Report every line in the listing below where the string "window" shows up.

Extracted data:
──────────────────────────────
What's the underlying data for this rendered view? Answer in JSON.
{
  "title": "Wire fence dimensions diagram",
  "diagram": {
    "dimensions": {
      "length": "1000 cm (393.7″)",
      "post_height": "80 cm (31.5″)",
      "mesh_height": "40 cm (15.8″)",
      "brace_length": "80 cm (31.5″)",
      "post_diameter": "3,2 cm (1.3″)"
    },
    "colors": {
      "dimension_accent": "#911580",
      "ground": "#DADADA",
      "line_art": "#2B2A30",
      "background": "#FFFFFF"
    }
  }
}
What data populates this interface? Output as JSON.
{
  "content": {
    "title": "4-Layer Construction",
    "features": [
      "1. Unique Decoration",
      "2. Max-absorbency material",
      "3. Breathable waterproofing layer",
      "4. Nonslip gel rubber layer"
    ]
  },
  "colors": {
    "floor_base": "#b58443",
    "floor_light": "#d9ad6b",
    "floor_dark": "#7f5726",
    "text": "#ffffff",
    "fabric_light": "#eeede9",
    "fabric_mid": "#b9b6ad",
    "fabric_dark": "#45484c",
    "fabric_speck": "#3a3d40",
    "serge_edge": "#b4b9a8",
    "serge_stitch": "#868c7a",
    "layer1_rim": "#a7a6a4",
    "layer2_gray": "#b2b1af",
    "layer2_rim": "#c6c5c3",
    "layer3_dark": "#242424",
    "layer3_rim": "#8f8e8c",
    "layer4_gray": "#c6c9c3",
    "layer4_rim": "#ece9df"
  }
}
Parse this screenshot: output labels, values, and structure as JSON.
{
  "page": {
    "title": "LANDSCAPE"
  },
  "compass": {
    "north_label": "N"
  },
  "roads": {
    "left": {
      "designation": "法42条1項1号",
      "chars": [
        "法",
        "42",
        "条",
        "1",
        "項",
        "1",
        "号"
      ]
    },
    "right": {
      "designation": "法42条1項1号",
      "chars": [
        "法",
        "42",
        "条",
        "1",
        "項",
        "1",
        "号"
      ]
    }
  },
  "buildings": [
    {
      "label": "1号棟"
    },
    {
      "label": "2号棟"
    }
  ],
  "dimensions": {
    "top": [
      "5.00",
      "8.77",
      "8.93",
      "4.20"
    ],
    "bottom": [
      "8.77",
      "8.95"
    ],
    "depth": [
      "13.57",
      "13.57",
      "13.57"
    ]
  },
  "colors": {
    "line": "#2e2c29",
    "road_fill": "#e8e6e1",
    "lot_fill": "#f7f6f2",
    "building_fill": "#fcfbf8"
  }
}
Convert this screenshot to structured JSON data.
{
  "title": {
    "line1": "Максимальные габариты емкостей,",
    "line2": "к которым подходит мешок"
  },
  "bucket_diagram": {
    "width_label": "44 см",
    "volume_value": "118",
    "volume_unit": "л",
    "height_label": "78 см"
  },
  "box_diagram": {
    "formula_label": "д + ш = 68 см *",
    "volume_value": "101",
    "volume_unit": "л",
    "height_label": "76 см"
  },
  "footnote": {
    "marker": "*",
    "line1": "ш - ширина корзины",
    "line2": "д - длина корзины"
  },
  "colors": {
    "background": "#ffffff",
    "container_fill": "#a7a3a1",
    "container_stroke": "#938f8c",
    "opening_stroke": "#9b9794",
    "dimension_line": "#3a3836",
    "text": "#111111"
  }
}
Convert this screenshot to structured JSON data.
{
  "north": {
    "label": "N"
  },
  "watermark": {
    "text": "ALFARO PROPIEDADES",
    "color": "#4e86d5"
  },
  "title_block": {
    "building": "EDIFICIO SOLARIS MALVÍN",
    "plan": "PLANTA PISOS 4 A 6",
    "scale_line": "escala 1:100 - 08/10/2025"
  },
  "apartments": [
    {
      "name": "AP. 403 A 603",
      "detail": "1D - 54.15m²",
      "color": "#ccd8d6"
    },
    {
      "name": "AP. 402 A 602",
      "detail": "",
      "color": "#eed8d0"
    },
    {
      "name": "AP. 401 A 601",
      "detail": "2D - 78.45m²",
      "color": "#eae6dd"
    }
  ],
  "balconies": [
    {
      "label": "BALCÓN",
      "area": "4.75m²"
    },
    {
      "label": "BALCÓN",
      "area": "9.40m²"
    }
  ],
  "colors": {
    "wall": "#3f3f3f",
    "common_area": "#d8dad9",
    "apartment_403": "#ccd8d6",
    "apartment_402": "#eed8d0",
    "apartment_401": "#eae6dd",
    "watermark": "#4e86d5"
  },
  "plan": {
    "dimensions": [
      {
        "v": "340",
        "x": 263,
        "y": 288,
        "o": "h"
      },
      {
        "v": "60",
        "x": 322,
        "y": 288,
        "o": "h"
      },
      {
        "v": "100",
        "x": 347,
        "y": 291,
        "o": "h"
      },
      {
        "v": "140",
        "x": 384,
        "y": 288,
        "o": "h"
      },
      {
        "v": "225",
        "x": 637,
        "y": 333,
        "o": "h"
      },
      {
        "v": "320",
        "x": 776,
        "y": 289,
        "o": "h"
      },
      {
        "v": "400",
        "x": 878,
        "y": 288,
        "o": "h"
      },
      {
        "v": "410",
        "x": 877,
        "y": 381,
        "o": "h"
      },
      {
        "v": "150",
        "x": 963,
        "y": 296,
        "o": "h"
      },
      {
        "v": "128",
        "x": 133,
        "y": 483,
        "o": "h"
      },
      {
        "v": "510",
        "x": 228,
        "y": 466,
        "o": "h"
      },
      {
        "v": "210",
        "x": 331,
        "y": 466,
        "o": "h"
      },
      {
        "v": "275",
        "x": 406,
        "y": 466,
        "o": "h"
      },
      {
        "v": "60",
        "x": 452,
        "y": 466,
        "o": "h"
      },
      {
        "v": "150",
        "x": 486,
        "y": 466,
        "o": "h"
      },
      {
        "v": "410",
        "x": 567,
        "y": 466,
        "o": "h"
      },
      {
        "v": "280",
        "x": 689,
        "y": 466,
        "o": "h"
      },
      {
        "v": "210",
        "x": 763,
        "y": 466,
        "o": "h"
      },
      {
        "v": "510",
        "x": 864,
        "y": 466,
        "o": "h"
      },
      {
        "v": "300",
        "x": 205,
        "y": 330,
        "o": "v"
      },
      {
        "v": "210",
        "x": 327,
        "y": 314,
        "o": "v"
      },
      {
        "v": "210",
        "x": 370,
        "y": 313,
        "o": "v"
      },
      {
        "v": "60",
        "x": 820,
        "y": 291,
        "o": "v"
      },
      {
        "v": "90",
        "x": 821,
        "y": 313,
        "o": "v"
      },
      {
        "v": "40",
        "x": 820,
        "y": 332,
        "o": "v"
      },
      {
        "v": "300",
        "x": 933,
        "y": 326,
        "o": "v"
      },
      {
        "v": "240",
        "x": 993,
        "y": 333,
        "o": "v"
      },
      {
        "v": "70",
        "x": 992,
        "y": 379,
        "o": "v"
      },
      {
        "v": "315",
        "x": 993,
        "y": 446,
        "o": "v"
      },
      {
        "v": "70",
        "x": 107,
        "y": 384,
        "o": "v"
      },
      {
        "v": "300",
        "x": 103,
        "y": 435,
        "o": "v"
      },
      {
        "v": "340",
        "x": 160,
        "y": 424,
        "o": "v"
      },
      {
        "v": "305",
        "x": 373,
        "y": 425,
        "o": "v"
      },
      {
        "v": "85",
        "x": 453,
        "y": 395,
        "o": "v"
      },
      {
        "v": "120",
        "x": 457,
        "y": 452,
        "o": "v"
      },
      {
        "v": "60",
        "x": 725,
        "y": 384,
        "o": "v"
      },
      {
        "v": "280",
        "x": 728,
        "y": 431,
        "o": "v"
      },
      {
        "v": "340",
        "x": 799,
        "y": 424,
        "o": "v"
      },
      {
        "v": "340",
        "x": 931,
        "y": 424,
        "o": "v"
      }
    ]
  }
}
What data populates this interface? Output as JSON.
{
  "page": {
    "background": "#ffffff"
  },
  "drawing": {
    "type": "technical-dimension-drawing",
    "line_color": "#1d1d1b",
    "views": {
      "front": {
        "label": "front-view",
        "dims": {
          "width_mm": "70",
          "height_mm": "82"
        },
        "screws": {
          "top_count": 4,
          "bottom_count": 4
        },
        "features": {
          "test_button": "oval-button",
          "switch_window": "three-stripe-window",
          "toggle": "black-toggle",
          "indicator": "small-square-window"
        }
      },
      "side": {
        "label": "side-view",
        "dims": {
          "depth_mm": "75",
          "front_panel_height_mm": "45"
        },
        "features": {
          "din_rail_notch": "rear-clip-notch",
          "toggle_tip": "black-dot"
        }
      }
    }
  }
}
──────────────────────────────
Answer to this exercise:
          "switch_window": "three-stripe-window",
          "indicator": "small-square-window"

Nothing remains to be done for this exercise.